Directions for this task >> Scan the data below for the string "ipsum". Copy every line where it appears.

(Dataset records)

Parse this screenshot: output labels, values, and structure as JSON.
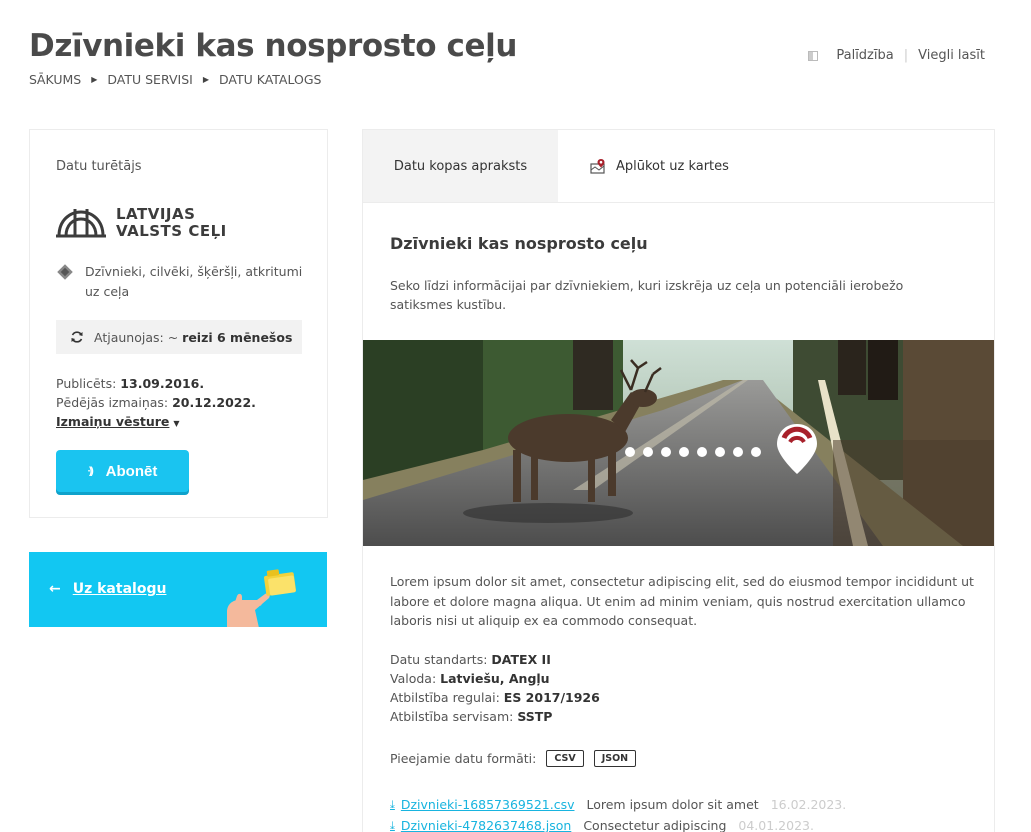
{
  "page": {
    "title": "Dzīvnieki kas nosprosto ceļu",
    "breadcrumb": [
      "SĀKUMS",
      "DATU SERVISI",
      "DATU KATALOGS"
    ],
    "top_links": {
      "help": "Palīdzība",
      "easy_read": "Viegli lasīt"
    }
  },
  "holder": {
    "label": "Datu turētājs",
    "logo_line1": "LATVIJAS",
    "logo_line2": "VALSTS CEĻI",
    "tags": "Dzīvnieki, cilvēki, šķēršļi, atkritumi uz ceļa",
    "update_prefix": "Atjaunojas: ~",
    "update_value": "reizi 6 mēnešos",
    "published_label": "Publicēts:",
    "published_value": "13.09.2016.",
    "modified_label": "Pēdējās izmaiņas:",
    "modified_value": "20.12.2022.",
    "history_link": "Izmaiņu vēsture",
    "subscribe": "Abonēt"
  },
  "catalog_banner": {
    "label": "Uz katalogu"
  },
  "tabs": [
    {
      "label": "Datu kopas apraksts",
      "active": true
    },
    {
      "label": "Aplūkot uz kartes",
      "active": false
    }
  ],
  "content": {
    "title": "Dzīvnieki kas nosprosto ceļu",
    "description": "Seko līdzi informācijai par dzīvniekiem, kuri izskrēja uz ceļa un potenciāli ierobežo satiksmes kustību.",
    "lorem": "Lorem ipsum dolor sit amet, consectetur adipiscing elit, sed do eiusmod tempor incididunt ut labore et dolore magna aliqua. Ut enim ad minim veniam, quis nostrud exercitation ullamco laboris nisi ut aliquip ex ea commodo consequat.",
    "meta": [
      {
        "label": "Datu standarts:",
        "value": "DATEX II"
      },
      {
        "label": "Valoda:",
        "value": "Latviešu, Angļu"
      },
      {
        "label": "Atbilstība regulai:",
        "value": "ES 2017/1926"
      },
      {
        "label": "Atbilstība servisam:",
        "value": "SSTP"
      }
    ],
    "formats_label": "Pieejamie datu formāti:",
    "formats": [
      "CSV",
      "JSON"
    ],
    "files": [
      {
        "name": "Dzivnieki-16857369521.csv",
        "desc": "Lorem ipsum dolor sit amet",
        "date": "16.02.2023."
      },
      {
        "name": "Dzivnieki-4782637468.json",
        "desc": "Consectetur adipiscing",
        "date": "04.01.2023."
      }
    ]
  },
  "colors": {
    "accent": "#1ac4f0",
    "banner": "#12c7f2",
    "link": "#18b4df",
    "pin": "#a8212b"
  }
}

The output >>
    "lorem": "Lorem ipsum dolor sit amet, consectetur adipiscing elit, sed do eiusmod tempor incididunt ut labore et dolore magna aliqua. Ut enim ad minim veniam, quis nostrud exercitation ullamco laboris nisi ut aliquip ex ea commodo consequat.",
        "desc": "Lorem ipsum dolor sit amet",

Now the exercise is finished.